━━━ Information supplied

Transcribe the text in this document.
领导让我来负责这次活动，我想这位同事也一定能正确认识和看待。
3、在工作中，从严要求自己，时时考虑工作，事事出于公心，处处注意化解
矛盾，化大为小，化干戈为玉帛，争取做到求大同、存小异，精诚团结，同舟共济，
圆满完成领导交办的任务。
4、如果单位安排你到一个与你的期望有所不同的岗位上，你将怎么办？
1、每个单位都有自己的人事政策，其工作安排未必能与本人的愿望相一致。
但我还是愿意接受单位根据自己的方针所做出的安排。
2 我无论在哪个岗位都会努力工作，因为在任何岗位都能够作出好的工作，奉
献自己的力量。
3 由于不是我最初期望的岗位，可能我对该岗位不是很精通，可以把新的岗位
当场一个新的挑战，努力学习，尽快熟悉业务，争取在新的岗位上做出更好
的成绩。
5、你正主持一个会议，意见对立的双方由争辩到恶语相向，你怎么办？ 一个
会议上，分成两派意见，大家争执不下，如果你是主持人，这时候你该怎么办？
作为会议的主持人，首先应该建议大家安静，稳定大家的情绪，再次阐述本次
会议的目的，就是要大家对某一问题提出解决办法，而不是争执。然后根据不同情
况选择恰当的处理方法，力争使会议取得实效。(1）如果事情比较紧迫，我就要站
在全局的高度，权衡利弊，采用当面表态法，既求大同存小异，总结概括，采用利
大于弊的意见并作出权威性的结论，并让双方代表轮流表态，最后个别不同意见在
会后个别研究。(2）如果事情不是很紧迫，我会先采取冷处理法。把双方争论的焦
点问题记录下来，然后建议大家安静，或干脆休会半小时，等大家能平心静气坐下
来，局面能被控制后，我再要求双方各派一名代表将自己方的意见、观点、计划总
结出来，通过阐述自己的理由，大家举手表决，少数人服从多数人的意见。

━━━━━━

Nothing should be left out: repeat all of the data exactly.

Transcribe the text in this document.
领导让我来负责这次活动，我想这位同事也一定能正确认识和看待。
3、在工作中，从严要求自己，时时考虑工作，事事出于公心，处处注意化解
矛盾，化大为小，化干戈为玉帛，争取做到求大同、存小异，精诚团结，同舟共济，
圆满完成领导交办的任务。
4、如果单位安排你到一个与你的期望有所不同的岗位上，你将怎么办？
1、每个单位都有自己的人事政策，其工作安排未必能与本人的愿望相一致。
但我还是愿意接受单位根据自己的方针所做出的安排。
2 我无论在哪个岗位都会努力工作，因为在任何岗位都能够作出好的工作，奉
献自己的力量。
3 由于不是我最初期望的岗位，可能我对该岗位不是很精通，可以把新的岗位
当场一个新的挑战，努力学习，尽快熟悉业务，争取在新的岗位上做出更好
的成绩。
5、你正主持一个会议，意见对立的双方由争辩到恶语相向，你怎么办？ 一个
会议上，分成两派意见，大家争执不下，如果你是主持人，这时候你该怎么办？
作为会议的主持人，首先应该建议大家安静，稳定大家的情绪，再次阐述本次
会议的目的，就是要大家对某一问题提出解决办法，而不是争执。然后根据不同情
况选择恰当的处理方法，力争使会议取得实效。(1）如果事情比较紧迫，我就要站
在全局的高度，权衡利弊，采用当面表态法，既求大同存小异，总结概括，采用利
大于弊的意见并作出权威性的结论，并让双方代表轮流表态，最后个别不同意见在
会后个别研究。(2）如果事情不是很紧迫，我会先采取冷处理法。把双方争论的焦
点问题记录下来，然后建议大家安静，或干脆休会半小时，等大家能平心静气坐下
来，局面能被控制后，我再要求双方各派一名代表将自己方的意见、观点、计划总
结出来，通过阐述自己的理由，大家举手表决，少数人服从多数人的意见。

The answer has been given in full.